# start of RECORD SET

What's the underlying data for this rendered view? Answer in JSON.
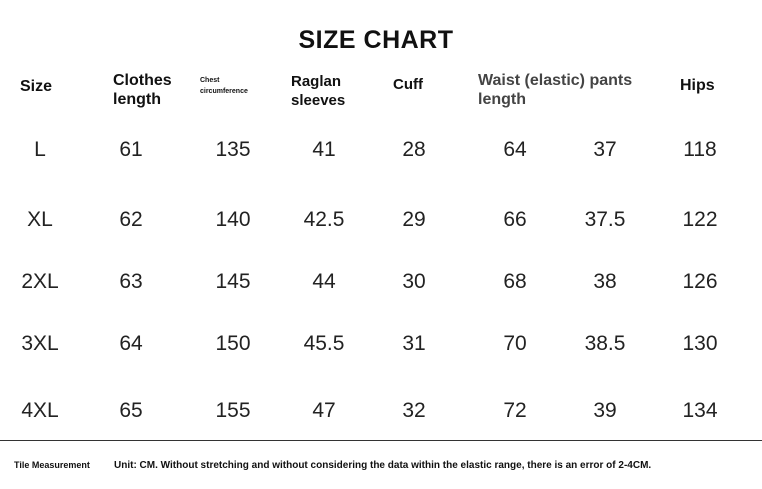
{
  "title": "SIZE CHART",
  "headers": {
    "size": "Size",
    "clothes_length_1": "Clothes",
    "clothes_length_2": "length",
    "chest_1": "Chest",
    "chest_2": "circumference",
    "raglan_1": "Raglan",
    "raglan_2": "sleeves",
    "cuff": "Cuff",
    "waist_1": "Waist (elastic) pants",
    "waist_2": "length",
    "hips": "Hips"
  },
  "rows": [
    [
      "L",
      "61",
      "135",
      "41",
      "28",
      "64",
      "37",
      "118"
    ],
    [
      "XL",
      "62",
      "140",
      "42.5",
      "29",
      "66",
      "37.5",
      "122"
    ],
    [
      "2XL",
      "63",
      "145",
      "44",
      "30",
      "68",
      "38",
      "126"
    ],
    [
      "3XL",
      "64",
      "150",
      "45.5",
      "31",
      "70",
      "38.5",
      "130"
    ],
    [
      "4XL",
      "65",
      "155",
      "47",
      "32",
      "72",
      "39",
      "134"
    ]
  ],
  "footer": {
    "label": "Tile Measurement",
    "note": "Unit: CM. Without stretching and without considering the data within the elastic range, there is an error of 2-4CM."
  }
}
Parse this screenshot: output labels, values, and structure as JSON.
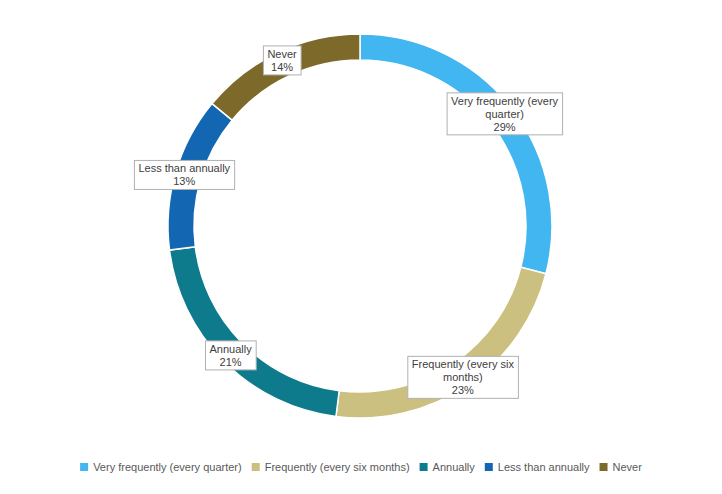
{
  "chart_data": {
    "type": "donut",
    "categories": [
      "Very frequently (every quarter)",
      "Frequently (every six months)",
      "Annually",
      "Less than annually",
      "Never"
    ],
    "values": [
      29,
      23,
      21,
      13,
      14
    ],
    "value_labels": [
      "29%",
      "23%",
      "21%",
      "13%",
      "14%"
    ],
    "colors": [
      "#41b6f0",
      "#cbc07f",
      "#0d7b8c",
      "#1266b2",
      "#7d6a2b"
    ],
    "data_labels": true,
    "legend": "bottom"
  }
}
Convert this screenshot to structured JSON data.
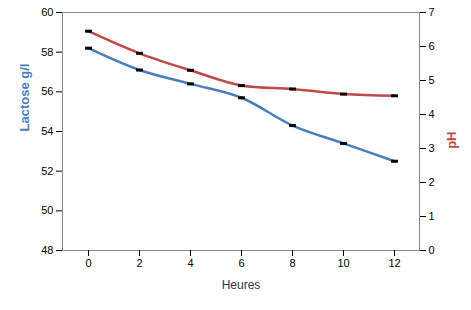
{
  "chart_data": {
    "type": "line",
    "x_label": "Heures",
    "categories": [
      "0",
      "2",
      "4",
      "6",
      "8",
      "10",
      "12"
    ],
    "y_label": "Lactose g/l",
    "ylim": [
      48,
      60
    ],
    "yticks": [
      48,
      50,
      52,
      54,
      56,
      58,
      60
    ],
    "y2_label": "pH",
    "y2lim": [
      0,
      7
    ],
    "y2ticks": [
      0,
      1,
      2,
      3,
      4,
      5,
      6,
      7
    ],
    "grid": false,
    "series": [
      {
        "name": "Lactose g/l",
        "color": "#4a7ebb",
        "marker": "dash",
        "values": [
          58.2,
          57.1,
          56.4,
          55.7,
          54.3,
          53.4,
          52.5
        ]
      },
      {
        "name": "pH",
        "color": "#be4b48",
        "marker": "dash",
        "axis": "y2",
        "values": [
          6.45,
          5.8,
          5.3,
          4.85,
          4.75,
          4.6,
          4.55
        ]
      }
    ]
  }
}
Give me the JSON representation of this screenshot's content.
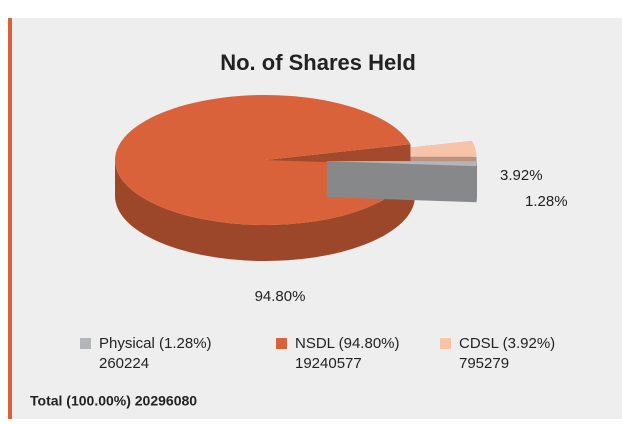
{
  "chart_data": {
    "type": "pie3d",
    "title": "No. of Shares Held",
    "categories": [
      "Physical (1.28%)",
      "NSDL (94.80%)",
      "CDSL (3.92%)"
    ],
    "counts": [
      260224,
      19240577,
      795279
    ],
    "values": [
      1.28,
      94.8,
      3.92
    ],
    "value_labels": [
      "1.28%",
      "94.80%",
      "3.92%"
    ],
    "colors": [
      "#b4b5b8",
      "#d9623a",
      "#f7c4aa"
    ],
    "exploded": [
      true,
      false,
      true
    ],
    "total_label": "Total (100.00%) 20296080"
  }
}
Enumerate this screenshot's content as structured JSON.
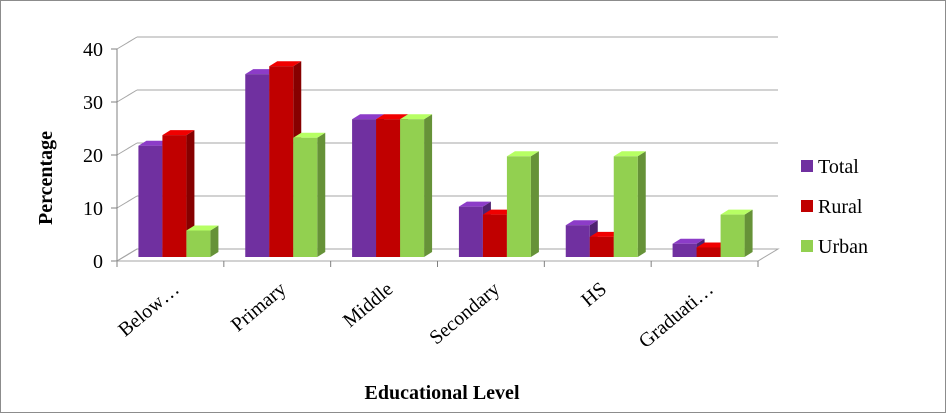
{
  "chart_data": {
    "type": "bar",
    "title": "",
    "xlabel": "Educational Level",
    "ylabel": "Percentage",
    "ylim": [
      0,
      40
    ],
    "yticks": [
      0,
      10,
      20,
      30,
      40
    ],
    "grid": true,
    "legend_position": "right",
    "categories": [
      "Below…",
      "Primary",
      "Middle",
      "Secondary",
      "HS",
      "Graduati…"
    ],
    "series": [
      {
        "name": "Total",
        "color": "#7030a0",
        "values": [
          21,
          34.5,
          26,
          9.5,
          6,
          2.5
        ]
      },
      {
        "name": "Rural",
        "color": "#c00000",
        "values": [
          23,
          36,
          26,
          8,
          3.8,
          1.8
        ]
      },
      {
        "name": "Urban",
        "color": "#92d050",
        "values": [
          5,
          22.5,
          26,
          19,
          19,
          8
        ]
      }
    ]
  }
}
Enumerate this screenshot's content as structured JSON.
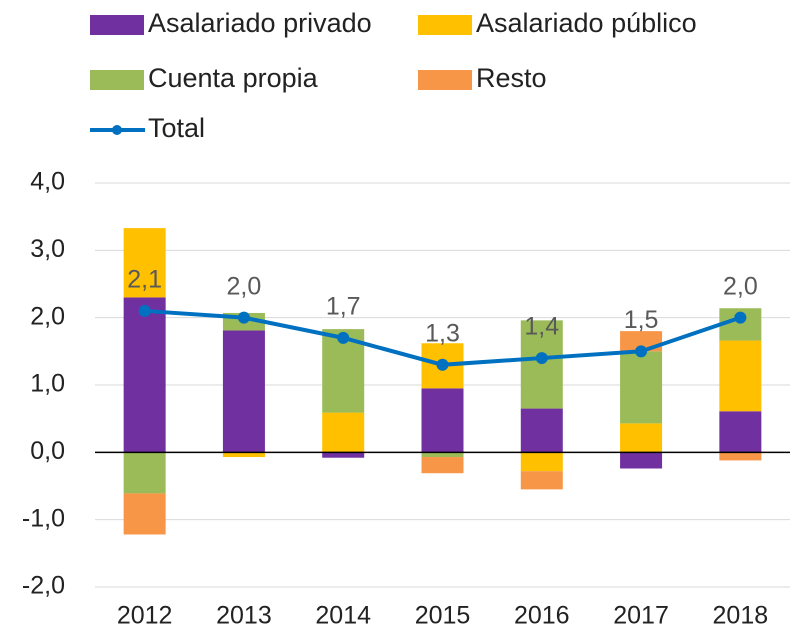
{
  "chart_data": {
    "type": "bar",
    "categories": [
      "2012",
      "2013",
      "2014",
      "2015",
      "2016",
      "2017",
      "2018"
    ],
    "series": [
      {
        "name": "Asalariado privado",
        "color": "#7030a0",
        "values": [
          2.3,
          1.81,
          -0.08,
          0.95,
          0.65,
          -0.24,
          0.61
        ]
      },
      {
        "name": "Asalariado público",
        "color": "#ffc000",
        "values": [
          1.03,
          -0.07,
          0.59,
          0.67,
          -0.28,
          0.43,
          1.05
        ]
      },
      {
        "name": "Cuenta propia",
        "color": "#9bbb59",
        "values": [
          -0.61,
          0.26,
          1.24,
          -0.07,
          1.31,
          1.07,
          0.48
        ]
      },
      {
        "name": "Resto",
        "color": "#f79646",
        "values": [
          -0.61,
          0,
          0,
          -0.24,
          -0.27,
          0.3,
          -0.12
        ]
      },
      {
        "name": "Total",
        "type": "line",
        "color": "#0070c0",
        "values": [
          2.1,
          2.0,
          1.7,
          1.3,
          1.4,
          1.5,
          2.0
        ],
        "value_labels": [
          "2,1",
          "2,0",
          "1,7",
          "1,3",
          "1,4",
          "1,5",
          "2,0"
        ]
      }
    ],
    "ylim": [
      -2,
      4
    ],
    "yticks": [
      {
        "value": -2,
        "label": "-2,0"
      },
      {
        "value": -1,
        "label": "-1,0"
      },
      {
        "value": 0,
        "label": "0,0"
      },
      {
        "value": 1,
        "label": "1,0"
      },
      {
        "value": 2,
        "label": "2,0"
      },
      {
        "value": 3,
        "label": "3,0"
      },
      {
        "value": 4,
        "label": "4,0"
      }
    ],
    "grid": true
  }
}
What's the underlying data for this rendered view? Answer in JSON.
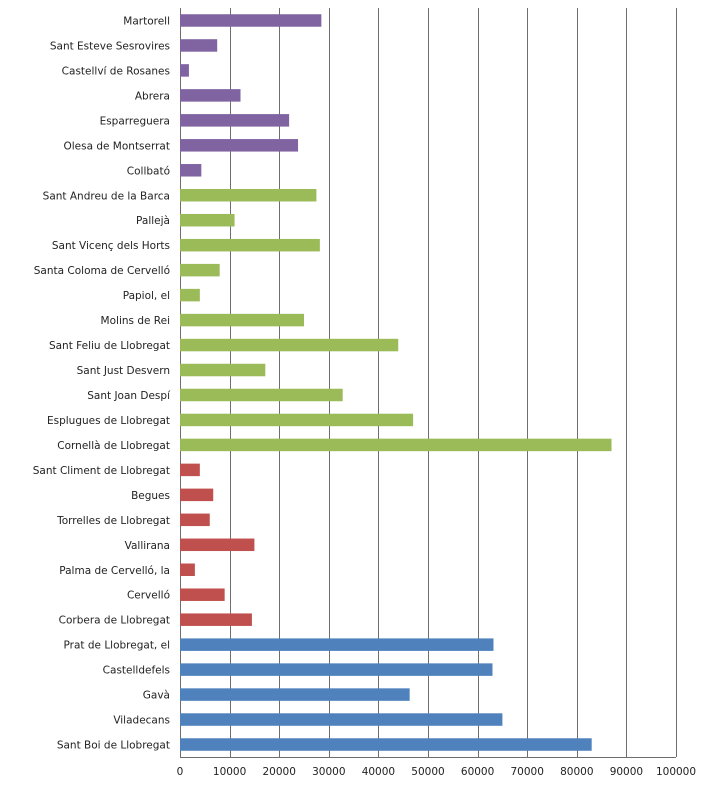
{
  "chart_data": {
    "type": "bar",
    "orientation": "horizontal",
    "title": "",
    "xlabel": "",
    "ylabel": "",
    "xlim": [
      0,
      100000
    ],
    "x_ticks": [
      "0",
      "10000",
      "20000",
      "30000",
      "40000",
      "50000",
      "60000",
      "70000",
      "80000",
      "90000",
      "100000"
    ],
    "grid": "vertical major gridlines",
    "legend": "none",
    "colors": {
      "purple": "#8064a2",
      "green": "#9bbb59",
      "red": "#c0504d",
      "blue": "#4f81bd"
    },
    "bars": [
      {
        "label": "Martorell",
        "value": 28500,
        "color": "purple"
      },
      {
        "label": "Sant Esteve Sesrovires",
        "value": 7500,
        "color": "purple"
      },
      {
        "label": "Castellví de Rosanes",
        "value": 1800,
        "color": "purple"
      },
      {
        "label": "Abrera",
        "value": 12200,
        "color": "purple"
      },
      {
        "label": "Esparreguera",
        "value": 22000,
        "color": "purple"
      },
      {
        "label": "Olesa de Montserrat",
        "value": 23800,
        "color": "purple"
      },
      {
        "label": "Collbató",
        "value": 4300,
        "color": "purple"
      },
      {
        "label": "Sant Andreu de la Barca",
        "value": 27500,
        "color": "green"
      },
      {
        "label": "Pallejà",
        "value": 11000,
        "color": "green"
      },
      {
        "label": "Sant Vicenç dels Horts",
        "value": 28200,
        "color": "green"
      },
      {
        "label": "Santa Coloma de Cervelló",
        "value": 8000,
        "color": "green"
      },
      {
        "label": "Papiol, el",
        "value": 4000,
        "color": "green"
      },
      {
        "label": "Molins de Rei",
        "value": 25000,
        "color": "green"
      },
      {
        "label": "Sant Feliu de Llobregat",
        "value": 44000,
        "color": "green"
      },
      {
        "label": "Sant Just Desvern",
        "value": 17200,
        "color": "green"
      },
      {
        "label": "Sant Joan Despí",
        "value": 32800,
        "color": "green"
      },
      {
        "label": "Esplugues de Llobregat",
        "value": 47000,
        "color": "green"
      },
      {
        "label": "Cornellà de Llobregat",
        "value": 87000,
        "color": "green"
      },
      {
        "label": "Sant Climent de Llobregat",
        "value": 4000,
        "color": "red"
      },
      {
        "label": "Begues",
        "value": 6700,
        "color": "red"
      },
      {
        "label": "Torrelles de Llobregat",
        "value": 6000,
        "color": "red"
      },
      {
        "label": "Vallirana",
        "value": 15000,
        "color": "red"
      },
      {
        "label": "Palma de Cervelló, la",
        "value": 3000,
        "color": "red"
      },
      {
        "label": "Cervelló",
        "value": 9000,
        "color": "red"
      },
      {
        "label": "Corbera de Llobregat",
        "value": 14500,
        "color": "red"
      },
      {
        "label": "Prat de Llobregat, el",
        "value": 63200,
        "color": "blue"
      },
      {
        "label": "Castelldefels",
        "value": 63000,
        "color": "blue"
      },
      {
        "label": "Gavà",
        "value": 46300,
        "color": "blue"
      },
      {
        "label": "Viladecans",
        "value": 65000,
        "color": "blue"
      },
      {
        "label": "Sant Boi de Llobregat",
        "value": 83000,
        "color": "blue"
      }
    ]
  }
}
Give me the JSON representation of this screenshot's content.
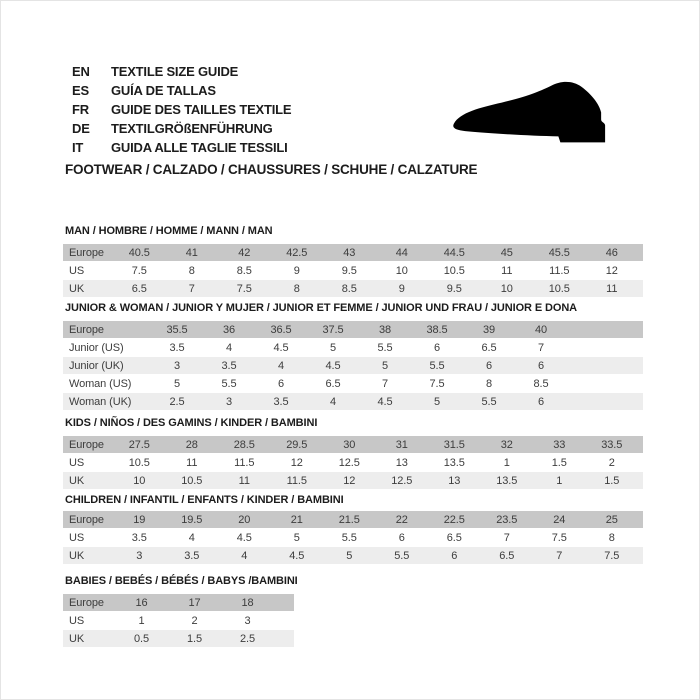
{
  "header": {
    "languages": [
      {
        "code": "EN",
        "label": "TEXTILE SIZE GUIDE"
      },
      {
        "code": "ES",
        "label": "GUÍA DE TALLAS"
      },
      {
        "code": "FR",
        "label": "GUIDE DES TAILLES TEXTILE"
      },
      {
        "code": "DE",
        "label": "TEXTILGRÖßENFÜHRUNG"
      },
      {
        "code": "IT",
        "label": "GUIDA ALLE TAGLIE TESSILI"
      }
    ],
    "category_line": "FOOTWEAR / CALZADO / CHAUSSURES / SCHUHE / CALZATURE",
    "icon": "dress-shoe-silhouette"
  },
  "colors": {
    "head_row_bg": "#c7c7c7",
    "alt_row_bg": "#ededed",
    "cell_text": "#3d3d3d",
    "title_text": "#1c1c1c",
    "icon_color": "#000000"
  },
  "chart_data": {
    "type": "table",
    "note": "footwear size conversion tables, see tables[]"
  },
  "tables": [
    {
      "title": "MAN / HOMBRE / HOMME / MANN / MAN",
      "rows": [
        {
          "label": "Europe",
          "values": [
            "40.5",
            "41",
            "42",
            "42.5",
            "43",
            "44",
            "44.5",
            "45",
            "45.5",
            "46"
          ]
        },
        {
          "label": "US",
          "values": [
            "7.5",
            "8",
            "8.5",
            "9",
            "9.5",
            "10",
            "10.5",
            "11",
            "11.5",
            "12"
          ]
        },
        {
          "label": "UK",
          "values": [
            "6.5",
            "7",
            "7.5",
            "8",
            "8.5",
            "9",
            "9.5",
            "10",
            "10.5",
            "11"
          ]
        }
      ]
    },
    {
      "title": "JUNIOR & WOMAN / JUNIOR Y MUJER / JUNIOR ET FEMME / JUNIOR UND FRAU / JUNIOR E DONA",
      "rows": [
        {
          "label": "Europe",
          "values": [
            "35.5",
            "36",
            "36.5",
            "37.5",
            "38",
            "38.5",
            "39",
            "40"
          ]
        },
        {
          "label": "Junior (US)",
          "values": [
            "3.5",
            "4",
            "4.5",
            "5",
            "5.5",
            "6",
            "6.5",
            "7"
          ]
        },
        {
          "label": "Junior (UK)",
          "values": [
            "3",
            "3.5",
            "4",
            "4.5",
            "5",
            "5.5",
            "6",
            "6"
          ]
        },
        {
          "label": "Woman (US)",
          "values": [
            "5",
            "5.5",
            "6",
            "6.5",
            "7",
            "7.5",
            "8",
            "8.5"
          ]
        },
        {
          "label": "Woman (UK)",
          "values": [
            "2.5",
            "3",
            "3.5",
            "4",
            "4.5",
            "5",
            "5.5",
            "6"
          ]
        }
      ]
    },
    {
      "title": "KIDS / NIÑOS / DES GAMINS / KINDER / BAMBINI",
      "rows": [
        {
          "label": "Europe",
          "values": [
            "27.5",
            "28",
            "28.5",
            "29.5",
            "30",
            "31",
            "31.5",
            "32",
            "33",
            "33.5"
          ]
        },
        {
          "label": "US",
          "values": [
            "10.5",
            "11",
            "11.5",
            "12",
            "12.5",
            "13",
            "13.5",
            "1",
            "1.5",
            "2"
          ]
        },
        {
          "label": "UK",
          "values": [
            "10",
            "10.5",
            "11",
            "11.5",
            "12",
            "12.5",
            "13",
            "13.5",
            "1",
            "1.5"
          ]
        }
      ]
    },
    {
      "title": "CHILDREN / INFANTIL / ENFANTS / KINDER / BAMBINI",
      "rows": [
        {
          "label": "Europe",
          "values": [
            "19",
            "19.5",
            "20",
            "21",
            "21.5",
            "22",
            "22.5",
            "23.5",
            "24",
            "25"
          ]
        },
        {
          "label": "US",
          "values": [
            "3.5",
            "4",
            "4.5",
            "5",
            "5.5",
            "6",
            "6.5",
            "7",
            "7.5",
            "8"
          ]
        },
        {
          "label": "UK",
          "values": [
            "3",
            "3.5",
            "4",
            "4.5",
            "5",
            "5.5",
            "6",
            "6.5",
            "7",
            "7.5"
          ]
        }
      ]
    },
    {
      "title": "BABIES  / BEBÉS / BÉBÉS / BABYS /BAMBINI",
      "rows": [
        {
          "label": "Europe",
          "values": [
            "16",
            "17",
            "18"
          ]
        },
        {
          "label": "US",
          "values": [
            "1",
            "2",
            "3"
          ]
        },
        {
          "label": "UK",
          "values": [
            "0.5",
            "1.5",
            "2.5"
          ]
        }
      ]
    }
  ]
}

# end of RECORD SET

* YOUR INSTRUCTIONS
Which lines include the word "TEXTILE"? List them all.

* FINISHED EXERCISE
        "label": "TEXTILE SIZE GUIDE"
        "label": "GUIDE DES TAILLES TEXTILE"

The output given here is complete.